Written task:
Locate all lines in the data below that hold "JSON" and show them.

>> begin Material provided

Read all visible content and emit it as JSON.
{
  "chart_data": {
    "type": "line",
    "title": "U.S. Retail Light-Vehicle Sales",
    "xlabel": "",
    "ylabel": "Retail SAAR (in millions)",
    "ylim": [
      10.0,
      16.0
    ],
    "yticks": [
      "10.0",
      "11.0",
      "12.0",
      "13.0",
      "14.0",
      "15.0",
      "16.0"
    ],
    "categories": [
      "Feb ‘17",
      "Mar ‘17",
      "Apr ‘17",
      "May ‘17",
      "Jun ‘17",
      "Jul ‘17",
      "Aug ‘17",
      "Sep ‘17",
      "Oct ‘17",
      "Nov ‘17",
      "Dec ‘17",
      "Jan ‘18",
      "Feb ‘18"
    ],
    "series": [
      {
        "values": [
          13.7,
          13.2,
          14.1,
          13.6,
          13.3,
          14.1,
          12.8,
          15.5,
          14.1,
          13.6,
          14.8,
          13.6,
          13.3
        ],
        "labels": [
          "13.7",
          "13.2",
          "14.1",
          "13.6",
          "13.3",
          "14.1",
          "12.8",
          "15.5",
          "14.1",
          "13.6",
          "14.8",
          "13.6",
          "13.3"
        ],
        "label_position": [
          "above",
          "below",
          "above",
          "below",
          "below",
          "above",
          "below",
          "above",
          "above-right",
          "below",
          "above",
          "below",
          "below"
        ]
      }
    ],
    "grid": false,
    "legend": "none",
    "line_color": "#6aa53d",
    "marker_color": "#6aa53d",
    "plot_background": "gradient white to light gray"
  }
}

>> end Material provided
>> begin Material provided

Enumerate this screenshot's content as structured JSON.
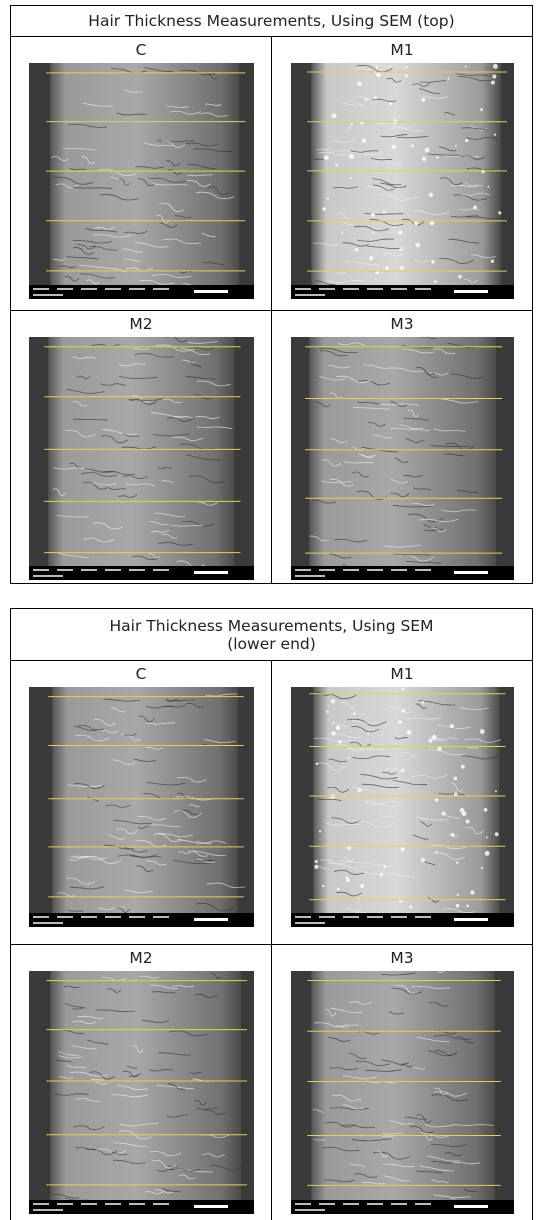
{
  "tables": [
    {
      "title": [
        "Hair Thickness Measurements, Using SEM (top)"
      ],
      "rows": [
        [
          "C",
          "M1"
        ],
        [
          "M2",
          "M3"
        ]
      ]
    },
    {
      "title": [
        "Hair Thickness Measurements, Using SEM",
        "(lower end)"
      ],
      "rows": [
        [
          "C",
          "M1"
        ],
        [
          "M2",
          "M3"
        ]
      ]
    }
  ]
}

>> end Material provided
>> begin Material provided

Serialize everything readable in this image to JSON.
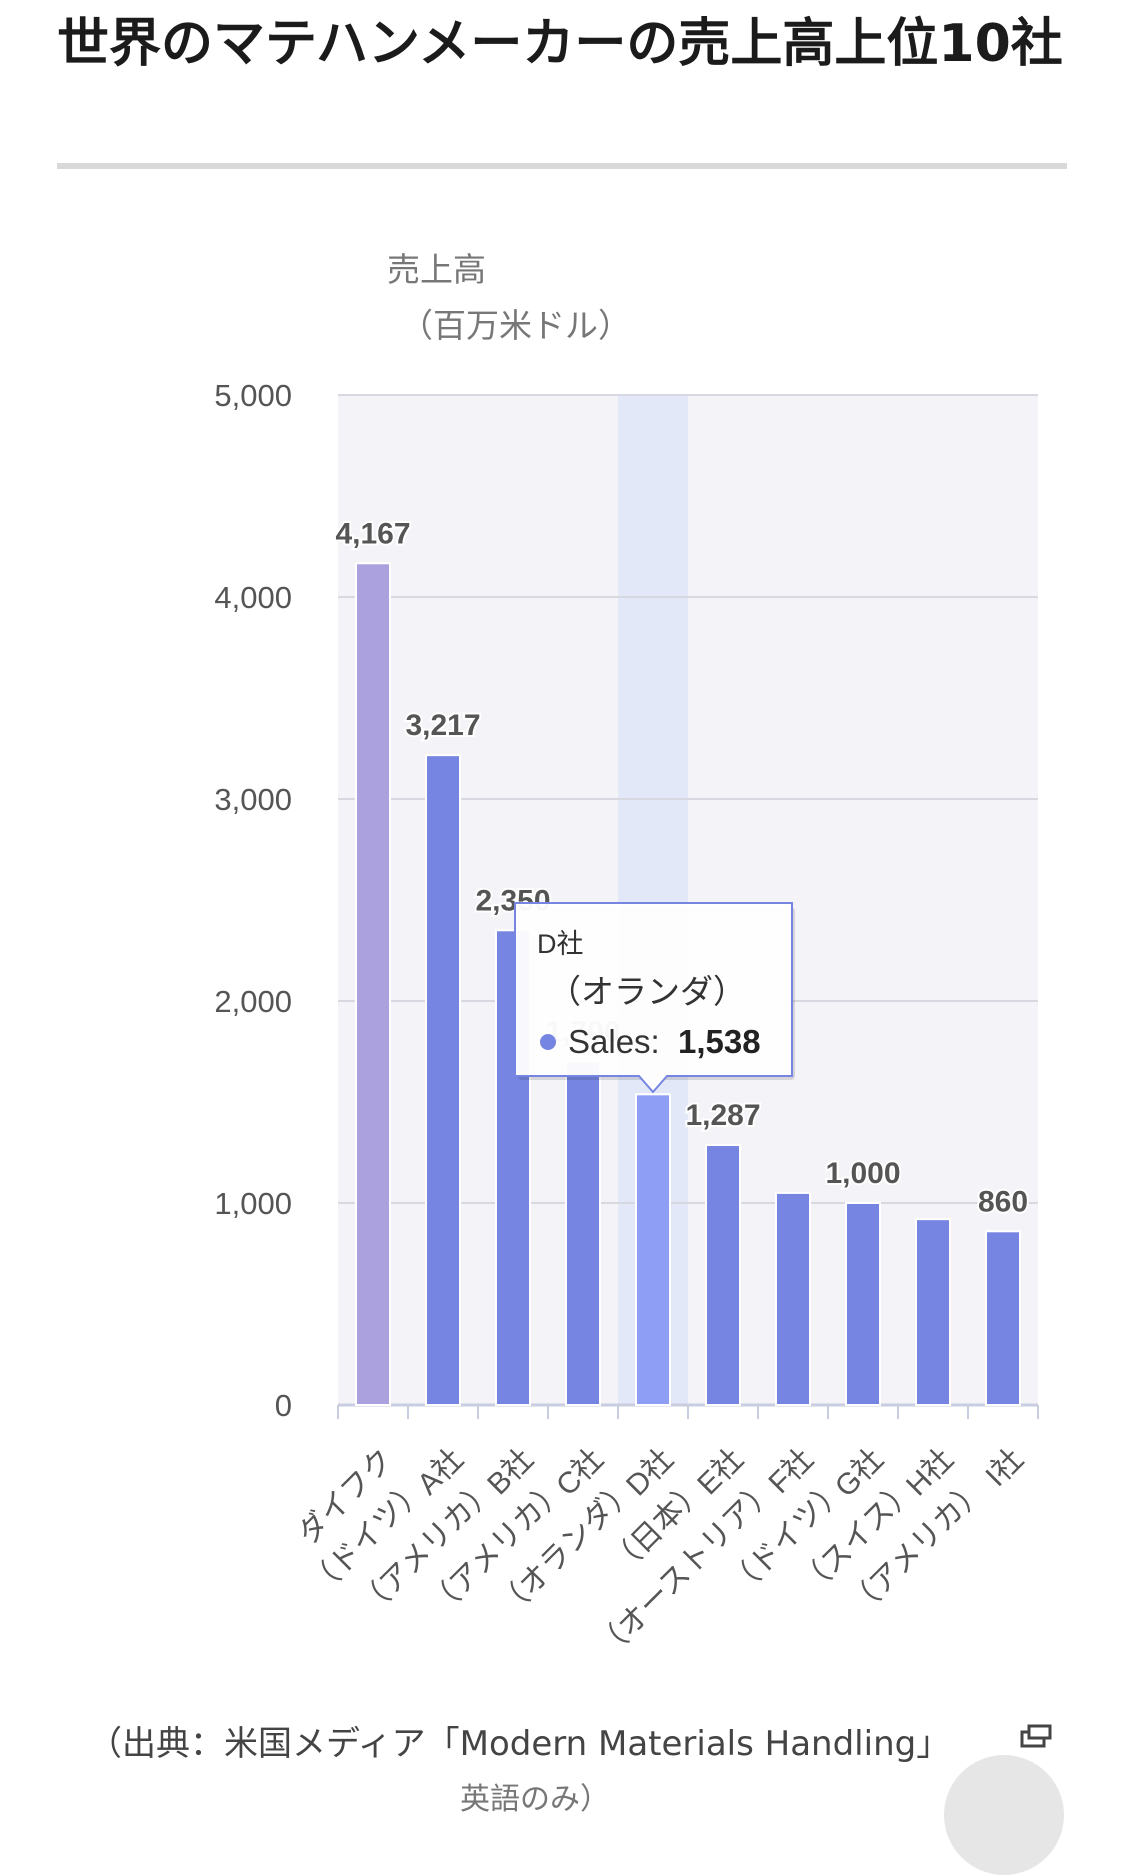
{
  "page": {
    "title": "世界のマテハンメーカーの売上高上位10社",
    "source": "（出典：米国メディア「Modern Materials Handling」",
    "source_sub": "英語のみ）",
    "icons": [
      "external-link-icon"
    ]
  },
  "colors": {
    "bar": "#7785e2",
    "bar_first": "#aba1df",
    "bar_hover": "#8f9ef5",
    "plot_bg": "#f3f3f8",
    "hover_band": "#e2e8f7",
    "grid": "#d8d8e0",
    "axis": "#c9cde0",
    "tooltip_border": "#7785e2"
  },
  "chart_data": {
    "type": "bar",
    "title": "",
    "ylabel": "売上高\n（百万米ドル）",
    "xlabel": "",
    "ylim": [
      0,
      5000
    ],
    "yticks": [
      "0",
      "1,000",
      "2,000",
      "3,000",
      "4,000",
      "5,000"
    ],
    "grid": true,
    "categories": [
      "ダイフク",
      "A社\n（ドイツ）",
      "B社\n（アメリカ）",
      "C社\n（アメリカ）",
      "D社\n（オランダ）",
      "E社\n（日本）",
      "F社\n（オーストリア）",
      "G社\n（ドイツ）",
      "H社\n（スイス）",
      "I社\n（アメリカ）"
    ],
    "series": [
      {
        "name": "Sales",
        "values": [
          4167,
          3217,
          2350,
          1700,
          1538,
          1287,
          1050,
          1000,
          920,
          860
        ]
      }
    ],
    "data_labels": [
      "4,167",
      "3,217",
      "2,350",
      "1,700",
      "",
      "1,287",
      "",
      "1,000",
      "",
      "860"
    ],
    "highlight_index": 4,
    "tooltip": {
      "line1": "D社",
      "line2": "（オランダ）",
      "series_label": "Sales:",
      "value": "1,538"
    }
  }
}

>> end Material provided

Right answer:
Read all visible content and emit it as JSON.
Enumerate this screenshot's content as structured JSON.
Serialize everything readable in this image to JSON.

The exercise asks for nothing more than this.